> [What the task asks] In the rows from the first one through the row containing "histogram-bar (1582, 1275, 1606, 1277)", replace "x-tick-mark" with "x-axis-tick" and reproduce those rows with no other changes.

▬▬▬▬▬▬

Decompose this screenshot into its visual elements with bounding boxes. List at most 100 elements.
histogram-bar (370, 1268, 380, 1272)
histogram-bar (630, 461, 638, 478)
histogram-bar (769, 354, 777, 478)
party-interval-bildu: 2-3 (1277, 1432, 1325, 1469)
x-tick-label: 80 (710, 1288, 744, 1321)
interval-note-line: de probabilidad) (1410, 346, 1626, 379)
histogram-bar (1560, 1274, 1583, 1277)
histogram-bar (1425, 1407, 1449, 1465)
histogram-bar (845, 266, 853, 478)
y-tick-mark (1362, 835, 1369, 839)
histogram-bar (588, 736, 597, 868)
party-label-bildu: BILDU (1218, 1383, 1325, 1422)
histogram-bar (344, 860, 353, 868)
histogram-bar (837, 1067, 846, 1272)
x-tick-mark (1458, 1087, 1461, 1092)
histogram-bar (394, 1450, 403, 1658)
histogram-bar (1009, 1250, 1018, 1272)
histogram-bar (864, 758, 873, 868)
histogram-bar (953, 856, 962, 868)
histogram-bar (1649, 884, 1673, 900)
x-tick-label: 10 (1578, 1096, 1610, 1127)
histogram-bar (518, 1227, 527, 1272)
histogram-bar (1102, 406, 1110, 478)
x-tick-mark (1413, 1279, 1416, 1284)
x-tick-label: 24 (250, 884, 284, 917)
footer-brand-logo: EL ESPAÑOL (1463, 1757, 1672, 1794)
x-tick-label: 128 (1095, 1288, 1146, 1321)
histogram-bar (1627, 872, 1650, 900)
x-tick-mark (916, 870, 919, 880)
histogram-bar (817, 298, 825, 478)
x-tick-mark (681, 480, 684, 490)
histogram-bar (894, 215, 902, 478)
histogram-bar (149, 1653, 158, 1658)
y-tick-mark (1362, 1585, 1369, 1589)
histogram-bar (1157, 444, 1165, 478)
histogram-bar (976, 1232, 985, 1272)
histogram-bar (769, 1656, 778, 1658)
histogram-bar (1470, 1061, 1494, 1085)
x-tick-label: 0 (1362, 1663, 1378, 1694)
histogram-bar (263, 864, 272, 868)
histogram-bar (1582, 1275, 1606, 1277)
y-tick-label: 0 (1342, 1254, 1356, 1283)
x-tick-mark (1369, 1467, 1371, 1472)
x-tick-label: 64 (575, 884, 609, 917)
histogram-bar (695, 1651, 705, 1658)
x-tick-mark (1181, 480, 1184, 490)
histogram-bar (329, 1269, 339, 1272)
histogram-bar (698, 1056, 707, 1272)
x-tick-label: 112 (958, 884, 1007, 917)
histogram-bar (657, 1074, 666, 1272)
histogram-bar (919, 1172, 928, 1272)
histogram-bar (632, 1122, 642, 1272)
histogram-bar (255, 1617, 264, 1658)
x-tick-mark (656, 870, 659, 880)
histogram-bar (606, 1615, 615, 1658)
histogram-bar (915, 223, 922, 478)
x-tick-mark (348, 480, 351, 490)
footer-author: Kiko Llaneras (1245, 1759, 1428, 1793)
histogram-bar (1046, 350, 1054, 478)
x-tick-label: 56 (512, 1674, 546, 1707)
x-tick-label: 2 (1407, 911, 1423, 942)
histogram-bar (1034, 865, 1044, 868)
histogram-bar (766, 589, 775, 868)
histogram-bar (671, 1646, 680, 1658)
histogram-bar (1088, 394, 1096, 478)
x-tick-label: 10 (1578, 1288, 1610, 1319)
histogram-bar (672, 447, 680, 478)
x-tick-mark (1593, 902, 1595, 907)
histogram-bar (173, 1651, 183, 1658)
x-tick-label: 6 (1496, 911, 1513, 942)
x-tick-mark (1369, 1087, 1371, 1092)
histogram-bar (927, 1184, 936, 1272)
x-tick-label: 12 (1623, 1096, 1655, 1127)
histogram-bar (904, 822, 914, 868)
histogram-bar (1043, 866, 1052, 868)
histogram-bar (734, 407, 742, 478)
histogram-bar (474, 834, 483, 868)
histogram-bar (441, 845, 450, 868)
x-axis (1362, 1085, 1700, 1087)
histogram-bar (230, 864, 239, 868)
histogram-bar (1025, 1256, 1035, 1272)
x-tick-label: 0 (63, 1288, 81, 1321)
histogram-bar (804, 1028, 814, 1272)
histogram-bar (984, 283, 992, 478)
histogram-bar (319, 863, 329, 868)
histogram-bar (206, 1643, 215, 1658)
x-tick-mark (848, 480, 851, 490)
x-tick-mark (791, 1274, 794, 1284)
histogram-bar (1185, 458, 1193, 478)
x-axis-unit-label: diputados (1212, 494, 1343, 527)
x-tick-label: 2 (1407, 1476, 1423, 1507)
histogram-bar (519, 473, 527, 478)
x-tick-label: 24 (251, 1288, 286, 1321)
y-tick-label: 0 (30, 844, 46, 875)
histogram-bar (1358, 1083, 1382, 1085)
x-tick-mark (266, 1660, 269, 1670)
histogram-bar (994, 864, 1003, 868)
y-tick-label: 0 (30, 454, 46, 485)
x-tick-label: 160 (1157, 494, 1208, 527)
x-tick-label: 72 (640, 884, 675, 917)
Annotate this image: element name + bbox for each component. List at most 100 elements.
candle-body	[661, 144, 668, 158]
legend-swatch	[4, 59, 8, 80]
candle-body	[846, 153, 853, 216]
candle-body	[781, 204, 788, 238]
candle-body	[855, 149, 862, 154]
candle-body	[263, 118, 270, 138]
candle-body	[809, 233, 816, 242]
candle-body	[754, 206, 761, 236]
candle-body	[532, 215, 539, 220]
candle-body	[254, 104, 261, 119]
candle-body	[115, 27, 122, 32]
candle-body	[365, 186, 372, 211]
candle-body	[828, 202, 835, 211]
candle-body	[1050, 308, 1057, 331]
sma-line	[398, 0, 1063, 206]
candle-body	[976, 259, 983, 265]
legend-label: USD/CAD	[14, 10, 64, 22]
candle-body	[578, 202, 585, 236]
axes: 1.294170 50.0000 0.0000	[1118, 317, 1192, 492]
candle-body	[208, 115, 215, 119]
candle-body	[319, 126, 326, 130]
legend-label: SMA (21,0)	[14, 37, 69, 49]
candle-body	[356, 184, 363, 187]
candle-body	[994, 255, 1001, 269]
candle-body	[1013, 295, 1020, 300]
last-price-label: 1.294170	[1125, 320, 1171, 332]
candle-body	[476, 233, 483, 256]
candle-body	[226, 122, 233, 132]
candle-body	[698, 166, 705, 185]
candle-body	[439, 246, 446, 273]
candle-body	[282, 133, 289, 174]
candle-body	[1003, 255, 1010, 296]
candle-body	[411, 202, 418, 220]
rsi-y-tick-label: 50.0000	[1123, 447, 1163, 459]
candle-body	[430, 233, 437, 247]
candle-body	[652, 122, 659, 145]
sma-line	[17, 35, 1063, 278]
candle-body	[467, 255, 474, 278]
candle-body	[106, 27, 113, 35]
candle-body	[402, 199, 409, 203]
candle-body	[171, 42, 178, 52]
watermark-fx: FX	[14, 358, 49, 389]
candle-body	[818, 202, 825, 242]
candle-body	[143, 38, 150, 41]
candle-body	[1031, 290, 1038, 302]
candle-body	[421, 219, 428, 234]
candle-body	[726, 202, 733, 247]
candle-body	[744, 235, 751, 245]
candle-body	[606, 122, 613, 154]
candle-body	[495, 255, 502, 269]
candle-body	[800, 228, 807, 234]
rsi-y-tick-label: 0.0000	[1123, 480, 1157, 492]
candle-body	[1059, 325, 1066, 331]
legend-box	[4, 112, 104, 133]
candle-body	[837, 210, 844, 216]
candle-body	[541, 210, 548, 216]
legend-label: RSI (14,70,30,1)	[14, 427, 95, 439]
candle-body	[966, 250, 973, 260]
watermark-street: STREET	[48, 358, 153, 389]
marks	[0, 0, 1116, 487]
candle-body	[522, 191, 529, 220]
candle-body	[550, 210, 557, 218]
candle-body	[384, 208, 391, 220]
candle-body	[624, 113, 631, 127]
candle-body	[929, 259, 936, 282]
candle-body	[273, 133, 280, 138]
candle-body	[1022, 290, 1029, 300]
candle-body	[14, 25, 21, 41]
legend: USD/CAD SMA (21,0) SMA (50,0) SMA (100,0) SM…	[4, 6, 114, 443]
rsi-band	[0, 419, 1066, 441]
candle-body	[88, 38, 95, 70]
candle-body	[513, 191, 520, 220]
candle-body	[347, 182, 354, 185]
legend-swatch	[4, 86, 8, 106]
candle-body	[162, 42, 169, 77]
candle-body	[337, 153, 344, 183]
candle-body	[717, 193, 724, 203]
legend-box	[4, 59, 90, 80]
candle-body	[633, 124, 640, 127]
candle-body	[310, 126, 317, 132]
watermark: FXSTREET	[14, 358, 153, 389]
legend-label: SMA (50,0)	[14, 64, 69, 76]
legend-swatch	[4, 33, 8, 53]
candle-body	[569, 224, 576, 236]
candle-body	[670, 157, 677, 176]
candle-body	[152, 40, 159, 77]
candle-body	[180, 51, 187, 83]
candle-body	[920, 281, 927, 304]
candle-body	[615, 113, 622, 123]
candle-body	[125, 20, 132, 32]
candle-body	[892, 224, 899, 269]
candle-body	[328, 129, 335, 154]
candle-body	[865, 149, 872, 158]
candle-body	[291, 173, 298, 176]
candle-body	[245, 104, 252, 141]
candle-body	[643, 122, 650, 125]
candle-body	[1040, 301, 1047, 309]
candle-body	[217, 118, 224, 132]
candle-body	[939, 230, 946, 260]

▬▬▬▬▬▬

> [Final answer]
Decompose this screenshot into its visual elements with bounding boxes. List at most 100 elements.
histogram-bar (370, 1268, 380, 1272)
histogram-bar (630, 461, 638, 478)
histogram-bar (769, 354, 777, 478)
party-interval-bildu: 2-3 (1277, 1432, 1325, 1469)
x-tick-label: 80 (710, 1288, 744, 1321)
interval-note-line: de probabilidad) (1410, 346, 1626, 379)
histogram-bar (1560, 1274, 1583, 1277)
histogram-bar (1425, 1407, 1449, 1465)
histogram-bar (845, 266, 853, 478)
y-tick-mark (1362, 835, 1369, 839)
histogram-bar (588, 736, 597, 868)
party-label-bildu: BILDU (1218, 1383, 1325, 1422)
histogram-bar (344, 860, 353, 868)
histogram-bar (837, 1067, 846, 1272)
x-axis-tick (1458, 1087, 1461, 1092)
histogram-bar (394, 1450, 403, 1658)
histogram-bar (1009, 1250, 1018, 1272)
histogram-bar (864, 758, 873, 868)
histogram-bar (953, 856, 962, 868)
histogram-bar (1649, 884, 1673, 900)
x-tick-label: 10 (1578, 1096, 1610, 1127)
histogram-bar (518, 1227, 527, 1272)
histogram-bar (1102, 406, 1110, 478)
x-axis-tick (1413, 1279, 1416, 1284)
x-tick-label: 24 (250, 884, 284, 917)
footer-brand-logo: EL ESPAÑOL (1463, 1757, 1672, 1794)
x-tick-label: 128 (1095, 1288, 1146, 1321)
histogram-bar (1627, 872, 1650, 900)
x-axis-tick (916, 870, 919, 880)
histogram-bar (817, 298, 825, 478)
x-axis-tick (681, 480, 684, 490)
histogram-bar (894, 215, 902, 478)
histogram-bar (149, 1653, 158, 1658)
y-tick-mark (1362, 1585, 1369, 1589)
histogram-bar (1157, 444, 1165, 478)
histogram-bar (976, 1232, 985, 1272)
histogram-bar (769, 1656, 778, 1658)
histogram-bar (1470, 1061, 1494, 1085)
x-tick-label: 0 (1362, 1663, 1378, 1694)
histogram-bar (263, 864, 272, 868)
histogram-bar (1582, 1275, 1606, 1277)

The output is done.